== Dataset records ==
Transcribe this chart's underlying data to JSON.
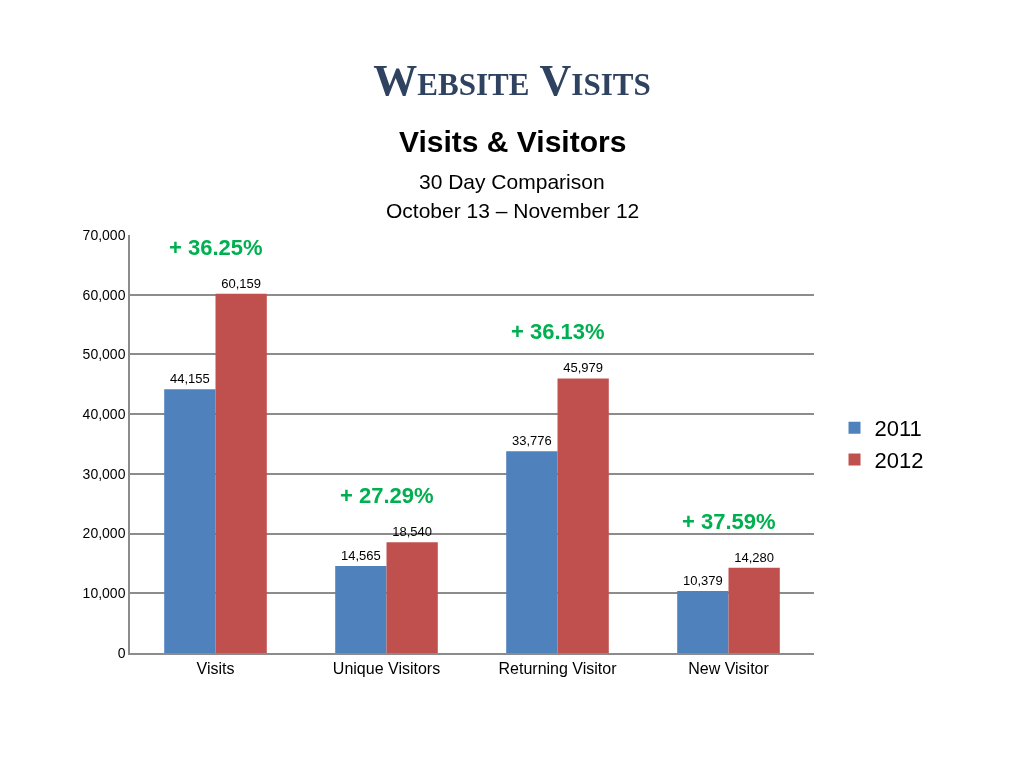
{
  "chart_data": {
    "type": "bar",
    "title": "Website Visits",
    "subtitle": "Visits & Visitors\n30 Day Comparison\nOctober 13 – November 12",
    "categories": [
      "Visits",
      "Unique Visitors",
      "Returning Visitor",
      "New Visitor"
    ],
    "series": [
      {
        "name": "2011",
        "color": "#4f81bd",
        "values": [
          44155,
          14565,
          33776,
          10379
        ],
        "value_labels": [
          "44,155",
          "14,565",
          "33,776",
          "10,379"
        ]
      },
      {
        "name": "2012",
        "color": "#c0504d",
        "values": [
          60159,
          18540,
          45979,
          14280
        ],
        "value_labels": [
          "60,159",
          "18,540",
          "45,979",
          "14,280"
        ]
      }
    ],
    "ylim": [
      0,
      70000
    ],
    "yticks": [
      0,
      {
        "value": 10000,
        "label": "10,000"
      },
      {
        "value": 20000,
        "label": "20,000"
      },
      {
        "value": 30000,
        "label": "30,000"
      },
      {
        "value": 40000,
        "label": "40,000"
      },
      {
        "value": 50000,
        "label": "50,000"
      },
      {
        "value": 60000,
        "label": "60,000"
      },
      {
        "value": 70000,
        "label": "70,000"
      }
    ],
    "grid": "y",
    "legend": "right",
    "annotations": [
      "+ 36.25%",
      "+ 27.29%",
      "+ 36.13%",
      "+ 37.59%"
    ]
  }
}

== Task objective ==
The records shown above are to be repeated exactly, with the pictures left out.

== Response to the task ==
Transcribe this chart's underlying data to JSON.
{
  "chart_data": {
    "type": "bar",
    "title": "Website Visits",
    "subtitle": "Visits & Visitors\n30 Day Comparison\nOctober 13 – November 12",
    "categories": [
      "Visits",
      "Unique Visitors",
      "Returning Visitor",
      "New Visitor"
    ],
    "series": [
      {
        "name": "2011",
        "color": "#4f81bd",
        "values": [
          44155,
          14565,
          33776,
          10379
        ],
        "value_labels": [
          "44,155",
          "14,565",
          "33,776",
          "10,379"
        ]
      },
      {
        "name": "2012",
        "color": "#c0504d",
        "values": [
          60159,
          18540,
          45979,
          14280
        ],
        "value_labels": [
          "60,159",
          "18,540",
          "45,979",
          "14,280"
        ]
      }
    ],
    "ylim": [
      0,
      70000
    ],
    "yticks": [
      0,
      {
        "value": 10000,
        "label": "10,000"
      },
      {
        "value": 20000,
        "label": "20,000"
      },
      {
        "value": 30000,
        "label": "30,000"
      },
      {
        "value": 40000,
        "label": "40,000"
      },
      {
        "value": 50000,
        "label": "50,000"
      },
      {
        "value": 60000,
        "label": "60,000"
      },
      {
        "value": 70000,
        "label": "70,000"
      }
    ],
    "grid": "y",
    "legend": "right",
    "annotations": [
      "+ 36.25%",
      "+ 27.29%",
      "+ 36.13%",
      "+ 37.59%"
    ]
  }
}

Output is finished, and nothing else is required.